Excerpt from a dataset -
+++

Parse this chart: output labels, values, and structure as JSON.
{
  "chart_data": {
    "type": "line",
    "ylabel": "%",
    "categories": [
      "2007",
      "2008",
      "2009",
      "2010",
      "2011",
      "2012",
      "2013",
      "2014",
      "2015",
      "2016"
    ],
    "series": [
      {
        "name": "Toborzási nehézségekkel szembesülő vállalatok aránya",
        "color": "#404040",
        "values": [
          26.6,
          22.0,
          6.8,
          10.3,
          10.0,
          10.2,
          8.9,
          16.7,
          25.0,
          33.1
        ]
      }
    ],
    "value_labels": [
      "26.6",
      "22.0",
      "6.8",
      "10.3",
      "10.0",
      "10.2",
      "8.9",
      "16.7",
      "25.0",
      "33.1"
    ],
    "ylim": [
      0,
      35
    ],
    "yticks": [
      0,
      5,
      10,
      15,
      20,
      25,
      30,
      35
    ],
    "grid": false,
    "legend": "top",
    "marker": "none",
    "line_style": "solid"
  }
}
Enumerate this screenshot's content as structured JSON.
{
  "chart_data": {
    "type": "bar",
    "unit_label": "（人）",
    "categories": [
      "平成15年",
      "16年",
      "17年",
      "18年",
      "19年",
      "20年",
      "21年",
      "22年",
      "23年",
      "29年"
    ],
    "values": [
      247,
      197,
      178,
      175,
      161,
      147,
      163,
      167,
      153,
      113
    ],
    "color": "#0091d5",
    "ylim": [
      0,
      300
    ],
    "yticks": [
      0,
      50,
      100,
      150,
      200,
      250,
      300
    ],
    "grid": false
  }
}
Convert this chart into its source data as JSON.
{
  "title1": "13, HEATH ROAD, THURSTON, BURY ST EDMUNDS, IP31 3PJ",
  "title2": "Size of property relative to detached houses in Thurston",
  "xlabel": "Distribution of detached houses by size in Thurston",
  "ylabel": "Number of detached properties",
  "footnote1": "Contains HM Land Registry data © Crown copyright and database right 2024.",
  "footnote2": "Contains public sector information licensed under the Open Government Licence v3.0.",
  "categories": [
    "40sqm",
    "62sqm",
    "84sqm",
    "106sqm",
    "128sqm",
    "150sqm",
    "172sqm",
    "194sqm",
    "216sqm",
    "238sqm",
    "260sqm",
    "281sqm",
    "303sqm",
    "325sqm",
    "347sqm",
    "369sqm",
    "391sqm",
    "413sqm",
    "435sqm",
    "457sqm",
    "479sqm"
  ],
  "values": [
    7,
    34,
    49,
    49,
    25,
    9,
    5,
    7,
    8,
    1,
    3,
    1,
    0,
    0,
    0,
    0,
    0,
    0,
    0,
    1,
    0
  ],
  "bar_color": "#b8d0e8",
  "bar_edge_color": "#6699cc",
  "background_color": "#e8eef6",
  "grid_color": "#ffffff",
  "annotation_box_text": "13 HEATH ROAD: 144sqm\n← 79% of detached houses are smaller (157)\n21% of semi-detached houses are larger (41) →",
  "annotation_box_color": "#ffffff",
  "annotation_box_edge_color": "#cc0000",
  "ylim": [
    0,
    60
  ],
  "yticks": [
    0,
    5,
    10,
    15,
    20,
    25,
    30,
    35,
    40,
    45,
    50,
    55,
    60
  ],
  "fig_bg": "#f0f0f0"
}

+++

What to do -
Write out every entry again exactly, please, with nothing missing.

Exercise response -
Parse this chart: output labels, values, and structure as JSON.
{
  "chart_data": {
    "type": "line",
    "ylabel": "%",
    "categories": [
      "2007",
      "2008",
      "2009",
      "2010",
      "2011",
      "2012",
      "2013",
      "2014",
      "2015",
      "2016"
    ],
    "series": [
      {
        "name": "Toborzási nehézségekkel szembesülő vállalatok aránya",
        "color": "#404040",
        "values": [
          26.6,
          22.0,
          6.8,
          10.3,
          10.0,
          10.2,
          8.9,
          16.7,
          25.0,
          33.1
        ]
      }
    ],
    "value_labels": [
      "26.6",
      "22.0",
      "6.8",
      "10.3",
      "10.0",
      "10.2",
      "8.9",
      "16.7",
      "25.0",
      "33.1"
    ],
    "ylim": [
      0,
      35
    ],
    "yticks": [
      0,
      5,
      10,
      15,
      20,
      25,
      30,
      35
    ],
    "grid": false,
    "legend": "top",
    "marker": "none",
    "line_style": "solid"
  }
}
Enumerate this screenshot's content as structured JSON.
{
  "chart_data": {
    "type": "bar",
    "unit_label": "（人）",
    "categories": [
      "平成15年",
      "16年",
      "17年",
      "18年",
      "19年",
      "20年",
      "21年",
      "22年",
      "23年",
      "29年"
    ],
    "values": [
      247,
      197,
      178,
      175,
      161,
      147,
      163,
      167,
      153,
      113
    ],
    "color": "#0091d5",
    "ylim": [
      0,
      300
    ],
    "yticks": [
      0,
      50,
      100,
      150,
      200,
      250,
      300
    ],
    "grid": false
  }
}
Convert this chart into its source data as JSON.
{
  "title1": "13, HEATH ROAD, THURSTON, BURY ST EDMUNDS, IP31 3PJ",
  "title2": "Size of property relative to detached houses in Thurston",
  "xlabel": "Distribution of detached houses by size in Thurston",
  "ylabel": "Number of detached properties",
  "footnote1": "Contains HM Land Registry data © Crown copyright and database right 2024.",
  "footnote2": "Contains public sector information licensed under the Open Government Licence v3.0.",
  "categories": [
    "40sqm",
    "62sqm",
    "84sqm",
    "106sqm",
    "128sqm",
    "150sqm",
    "172sqm",
    "194sqm",
    "216sqm",
    "238sqm",
    "260sqm",
    "281sqm",
    "303sqm",
    "325sqm",
    "347sqm",
    "369sqm",
    "391sqm",
    "413sqm",
    "435sqm",
    "457sqm",
    "479sqm"
  ],
  "values": [
    7,
    34,
    49,
    49,
    25,
    9,
    5,
    7,
    8,
    1,
    3,
    1,
    0,
    0,
    0,
    0,
    0,
    0,
    0,
    1,
    0
  ],
  "bar_color": "#b8d0e8",
  "bar_edge_color": "#6699cc",
  "background_color": "#e8eef6",
  "grid_color": "#ffffff",
  "annotation_box_text": "13 HEATH ROAD: 144sqm\n← 79% of detached houses are smaller (157)\n21% of semi-detached houses are larger (41) →",
  "annotation_box_color": "#ffffff",
  "annotation_box_edge_color": "#cc0000",
  "ylim": [
    0,
    60
  ],
  "yticks": [
    0,
    5,
    10,
    15,
    20,
    25,
    30,
    35,
    40,
    45,
    50,
    55,
    60
  ],
  "fig_bg": "#f0f0f0"
}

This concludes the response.